Stored data:
_ _ _ _ _ _ _

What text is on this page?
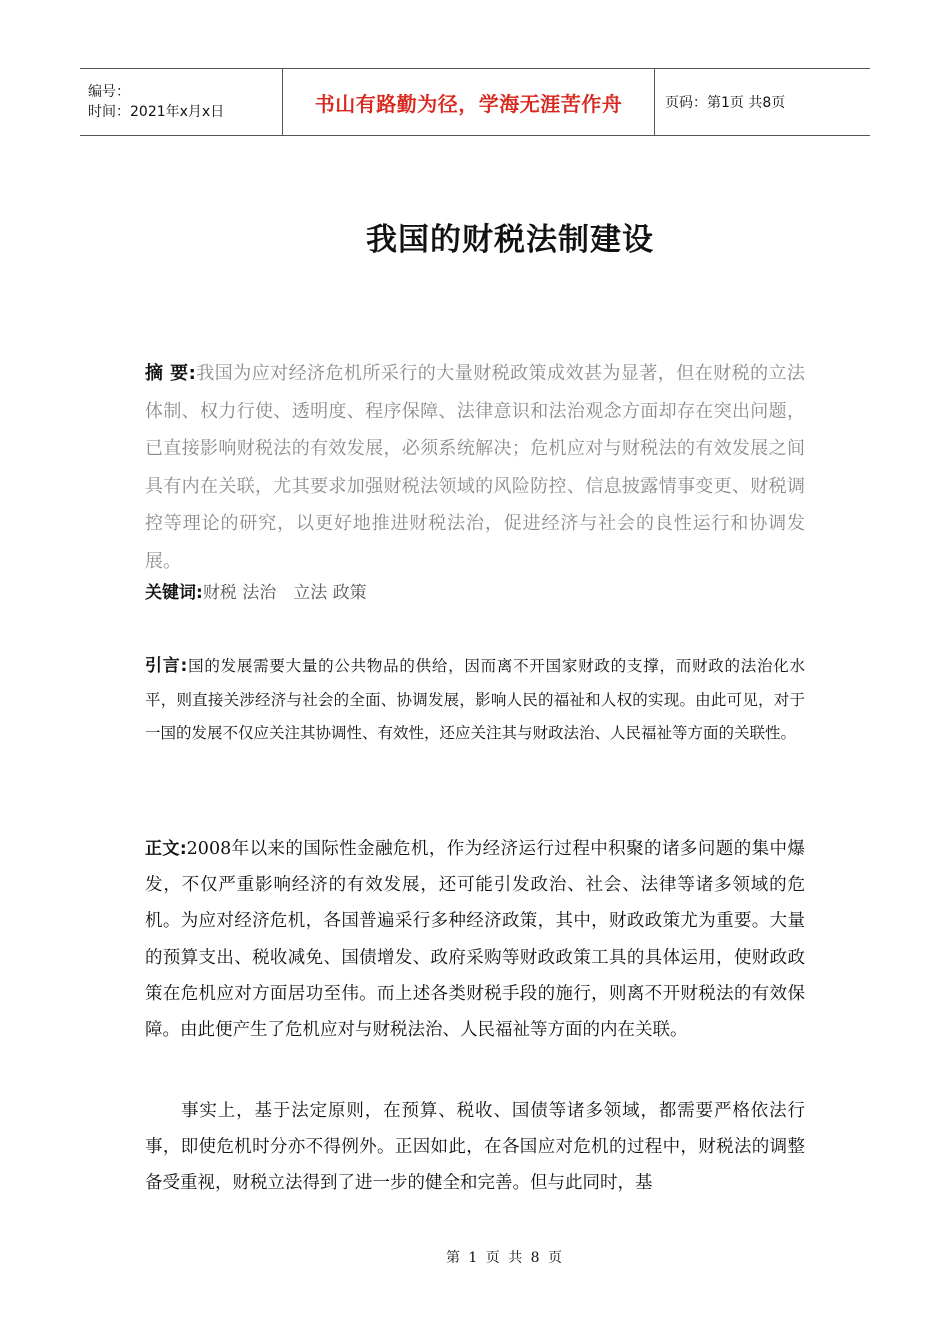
编号：
时间：2021年x月x日	书山有路勤为径，学海无涯苦作舟	页码：第1页 共8页
我国的财税法制建设
摘 要:我国为应对经济危机所采行的大量财税政策成效甚为显著，但在财税的立法体制、权力行使、透明度、程序保障、法律意识和法治观念方面却存在突出问题，已直接影响财税法的有效发展，必须系统解决；危机应对与财税法的有效发展之间具有内在关联，尤其要求加强财税法领域的风险防控、信息披露情事变更、财税调控等理论的研究，以更好地推进财税法治，促进经济与社会的良性运行和协调发展。
关键词:财税 法治　立法 政策
引言:国的发展需要大量的公共物品的供给，因而离不开国家财政的支撑，而财政的法治化水平，则直接关涉经济与社会的全面、协调发展，影响人民的福祉和人权的实现。由此可见，对于一国的发展不仅应关注其协调性、有效性，还应关注其与财政法治、人民福祉等方面的关联性。
正文:2008年以来的国际性金融危机，作为经济运行过程中积聚的诸多问题的集中爆发，不仅严重影响经济的有效发展，还可能引发政治、社会、法律等诸多领域的危机。为应对经济危机，各国普遍采行多种经济政策，其中，财政政策尤为重要。大量的预算支出、税收减免、国债增发、政府采购等财政政策工具的具体运用，使财政政策在危机应对方面居功至伟。而上述各类财税手段的施行，则离不开财税法的有效保障。由此便产生了危机应对与财税法治、人民福祉等方面的内在关联。
事实上，基于法定原则，在预算、税收、国债等诸多领域，都需要严格依法行事，即使危机时分亦不得例外。正因如此，在各国应对危机的过程中，财税法的调整备受重视，财税立法得到了进一步的健全和完善。但与此同时，基
第 1 页 共 8 页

_ _ _ _ _ _ _

REQUIRED TASK:
Write out every entry again word for word, without any of the pictures.

COMPLETED TASK:
What text is on this page?
编号：
时间：2021年x月x日	书山有路勤为径，学海无涯苦作舟	页码：第1页 共8页
我国的财税法制建设
摘 要:我国为应对经济危机所采行的大量财税政策成效甚为显著，但在财税的立法体制、权力行使、透明度、程序保障、法律意识和法治观念方面却存在突出问题，已直接影响财税法的有效发展，必须系统解决；危机应对与财税法的有效发展之间具有内在关联，尤其要求加强财税法领域的风险防控、信息披露情事变更、财税调控等理论的研究，以更好地推进财税法治，促进经济与社会的良性运行和协调发展。
关键词:财税 法治　立法 政策
引言:国的发展需要大量的公共物品的供给，因而离不开国家财政的支撑，而财政的法治化水平，则直接关涉经济与社会的全面、协调发展，影响人民的福祉和人权的实现。由此可见，对于一国的发展不仅应关注其协调性、有效性，还应关注其与财政法治、人民福祉等方面的关联性。
正文:2008年以来的国际性金融危机，作为经济运行过程中积聚的诸多问题的集中爆发，不仅严重影响经济的有效发展，还可能引发政治、社会、法律等诸多领域的危机。为应对经济危机，各国普遍采行多种经济政策，其中，财政政策尤为重要。大量的预算支出、税收减免、国债增发、政府采购等财政政策工具的具体运用，使财政政策在危机应对方面居功至伟。而上述各类财税手段的施行，则离不开财税法的有效保障。由此便产生了危机应对与财税法治、人民福祉等方面的内在关联。
事实上，基于法定原则，在预算、税收、国债等诸多领域，都需要严格依法行事，即使危机时分亦不得例外。正因如此，在各国应对危机的过程中，财税法的调整备受重视，财税立法得到了进一步的健全和完善。但与此同时，基
第 1 页 共 8 页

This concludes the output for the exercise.